• Given instruction
Write the material out again, line by line, exactly as it is.

• Information provided
============

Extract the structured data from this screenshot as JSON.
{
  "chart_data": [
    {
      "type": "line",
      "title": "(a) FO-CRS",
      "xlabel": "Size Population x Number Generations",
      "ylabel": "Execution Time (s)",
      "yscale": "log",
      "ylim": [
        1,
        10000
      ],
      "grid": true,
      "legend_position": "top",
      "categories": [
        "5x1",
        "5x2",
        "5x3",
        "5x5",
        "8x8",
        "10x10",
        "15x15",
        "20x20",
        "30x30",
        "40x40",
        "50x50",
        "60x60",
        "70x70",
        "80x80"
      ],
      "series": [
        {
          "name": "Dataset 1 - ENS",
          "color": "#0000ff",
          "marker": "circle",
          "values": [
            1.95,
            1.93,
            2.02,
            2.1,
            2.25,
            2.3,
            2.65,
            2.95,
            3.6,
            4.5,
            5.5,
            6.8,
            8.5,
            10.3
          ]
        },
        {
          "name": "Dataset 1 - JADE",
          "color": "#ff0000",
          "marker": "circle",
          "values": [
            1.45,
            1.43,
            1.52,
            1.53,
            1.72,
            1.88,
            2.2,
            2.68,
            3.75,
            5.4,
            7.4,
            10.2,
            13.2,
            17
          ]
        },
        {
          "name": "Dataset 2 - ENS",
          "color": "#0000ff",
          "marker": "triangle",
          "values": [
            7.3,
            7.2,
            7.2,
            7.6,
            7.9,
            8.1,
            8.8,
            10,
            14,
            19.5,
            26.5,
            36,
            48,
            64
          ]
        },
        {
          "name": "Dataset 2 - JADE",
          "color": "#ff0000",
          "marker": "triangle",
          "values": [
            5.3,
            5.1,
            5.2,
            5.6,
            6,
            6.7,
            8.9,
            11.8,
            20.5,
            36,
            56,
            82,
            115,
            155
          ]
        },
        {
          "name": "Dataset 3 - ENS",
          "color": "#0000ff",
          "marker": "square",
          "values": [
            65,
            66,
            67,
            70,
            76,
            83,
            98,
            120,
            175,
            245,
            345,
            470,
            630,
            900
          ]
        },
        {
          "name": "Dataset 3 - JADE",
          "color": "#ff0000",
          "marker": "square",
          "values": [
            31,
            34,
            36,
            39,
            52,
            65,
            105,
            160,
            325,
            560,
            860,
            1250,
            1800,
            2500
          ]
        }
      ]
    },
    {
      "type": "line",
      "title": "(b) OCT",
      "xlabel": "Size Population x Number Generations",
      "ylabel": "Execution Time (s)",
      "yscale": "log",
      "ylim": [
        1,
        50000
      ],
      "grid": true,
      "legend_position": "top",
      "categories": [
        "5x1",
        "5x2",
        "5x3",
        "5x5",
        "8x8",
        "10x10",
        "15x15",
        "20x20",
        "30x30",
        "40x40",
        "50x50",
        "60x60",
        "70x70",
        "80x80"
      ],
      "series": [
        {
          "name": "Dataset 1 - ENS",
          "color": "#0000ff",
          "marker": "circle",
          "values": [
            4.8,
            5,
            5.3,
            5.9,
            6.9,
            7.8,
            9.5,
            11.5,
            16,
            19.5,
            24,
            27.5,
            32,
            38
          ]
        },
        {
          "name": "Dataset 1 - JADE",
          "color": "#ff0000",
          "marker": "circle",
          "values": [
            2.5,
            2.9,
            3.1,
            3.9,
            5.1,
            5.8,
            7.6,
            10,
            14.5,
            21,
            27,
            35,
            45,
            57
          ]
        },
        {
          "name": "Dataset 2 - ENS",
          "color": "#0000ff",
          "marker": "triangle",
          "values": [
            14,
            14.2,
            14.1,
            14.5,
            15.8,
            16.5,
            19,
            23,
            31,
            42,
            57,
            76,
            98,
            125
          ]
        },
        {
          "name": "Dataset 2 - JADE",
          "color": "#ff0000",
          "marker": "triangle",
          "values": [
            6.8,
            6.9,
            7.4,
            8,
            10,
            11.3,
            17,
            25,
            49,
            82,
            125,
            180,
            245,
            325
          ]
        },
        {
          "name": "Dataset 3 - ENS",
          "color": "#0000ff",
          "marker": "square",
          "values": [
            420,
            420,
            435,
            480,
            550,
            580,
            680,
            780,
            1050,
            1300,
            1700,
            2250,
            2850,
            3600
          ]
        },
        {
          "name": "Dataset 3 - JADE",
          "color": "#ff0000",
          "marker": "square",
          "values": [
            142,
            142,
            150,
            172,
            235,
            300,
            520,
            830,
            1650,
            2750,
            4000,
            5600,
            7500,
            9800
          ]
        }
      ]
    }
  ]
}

============

• Exercise solution
Extract the structured data from this screenshot as JSON.
{
  "chart_data": [
    {
      "type": "line",
      "title": "(a) FO-CRS",
      "xlabel": "Size Population x Number Generations",
      "ylabel": "Execution Time (s)",
      "yscale": "log",
      "ylim": [
        1,
        10000
      ],
      "grid": true,
      "legend_position": "top",
      "categories": [
        "5x1",
        "5x2",
        "5x3",
        "5x5",
        "8x8",
        "10x10",
        "15x15",
        "20x20",
        "30x30",
        "40x40",
        "50x50",
        "60x60",
        "70x70",
        "80x80"
      ],
      "series": [
        {
          "name": "Dataset 1 - ENS",
          "color": "#0000ff",
          "marker": "circle",
          "values": [
            1.95,
            1.93,
            2.02,
            2.1,
            2.25,
            2.3,
            2.65,
            2.95,
            3.6,
            4.5,
            5.5,
            6.8,
            8.5,
            10.3
          ]
        },
        {
          "name": "Dataset 1 - JADE",
          "color": "#ff0000",
          "marker": "circle",
          "values": [
            1.45,
            1.43,
            1.52,
            1.53,
            1.72,
            1.88,
            2.2,
            2.68,
            3.75,
            5.4,
            7.4,
            10.2,
            13.2,
            17
          ]
        },
        {
          "name": "Dataset 2 - ENS",
          "color": "#0000ff",
          "marker": "triangle",
          "values": [
            7.3,
            7.2,
            7.2,
            7.6,
            7.9,
            8.1,
            8.8,
            10,
            14,
            19.5,
            26.5,
            36,
            48,
            64
          ]
        },
        {
          "name": "Dataset 2 - JADE",
          "color": "#ff0000",
          "marker": "triangle",
          "values": [
            5.3,
            5.1,
            5.2,
            5.6,
            6,
            6.7,
            8.9,
            11.8,
            20.5,
            36,
            56,
            82,
            115,
            155
          ]
        },
        {
          "name": "Dataset 3 - ENS",
          "color": "#0000ff",
          "marker": "square",
          "values": [
            65,
            66,
            67,
            70,
            76,
            83,
            98,
            120,
            175,
            245,
            345,
            470,
            630,
            900
          ]
        },
        {
          "name": "Dataset 3 - JADE",
          "color": "#ff0000",
          "marker": "square",
          "values": [
            31,
            34,
            36,
            39,
            52,
            65,
            105,
            160,
            325,
            560,
            860,
            1250,
            1800,
            2500
          ]
        }
      ]
    },
    {
      "type": "line",
      "title": "(b) OCT",
      "xlabel": "Size Population x Number Generations",
      "ylabel": "Execution Time (s)",
      "yscale": "log",
      "ylim": [
        1,
        50000
      ],
      "grid": true,
      "legend_position": "top",
      "categories": [
        "5x1",
        "5x2",
        "5x3",
        "5x5",
        "8x8",
        "10x10",
        "15x15",
        "20x20",
        "30x30",
        "40x40",
        "50x50",
        "60x60",
        "70x70",
        "80x80"
      ],
      "series": [
        {
          "name": "Dataset 1 - ENS",
          "color": "#0000ff",
          "marker": "circle",
          "values": [
            4.8,
            5,
            5.3,
            5.9,
            6.9,
            7.8,
            9.5,
            11.5,
            16,
            19.5,
            24,
            27.5,
            32,
            38
          ]
        },
        {
          "name": "Dataset 1 - JADE",
          "color": "#ff0000",
          "marker": "circle",
          "values": [
            2.5,
            2.9,
            3.1,
            3.9,
            5.1,
            5.8,
            7.6,
            10,
            14.5,
            21,
            27,
            35,
            45,
            57
          ]
        },
        {
          "name": "Dataset 2 - ENS",
          "color": "#0000ff",
          "marker": "triangle",
          "values": [
            14,
            14.2,
            14.1,
            14.5,
            15.8,
            16.5,
            19,
            23,
            31,
            42,
            57,
            76,
            98,
            125
          ]
        },
        {
          "name": "Dataset 2 - JADE",
          "color": "#ff0000",
          "marker": "triangle",
          "values": [
            6.8,
            6.9,
            7.4,
            8,
            10,
            11.3,
            17,
            25,
            49,
            82,
            125,
            180,
            245,
            325
          ]
        },
        {
          "name": "Dataset 3 - ENS",
          "color": "#0000ff",
          "marker": "square",
          "values": [
            420,
            420,
            435,
            480,
            550,
            580,
            680,
            780,
            1050,
            1300,
            1700,
            2250,
            2850,
            3600
          ]
        },
        {
          "name": "Dataset 3 - JADE",
          "color": "#ff0000",
          "marker": "square",
          "values": [
            142,
            142,
            150,
            172,
            235,
            300,
            520,
            830,
            1650,
            2750,
            4000,
            5600,
            7500,
            9800
          ]
        }
      ]
    }
  ]
}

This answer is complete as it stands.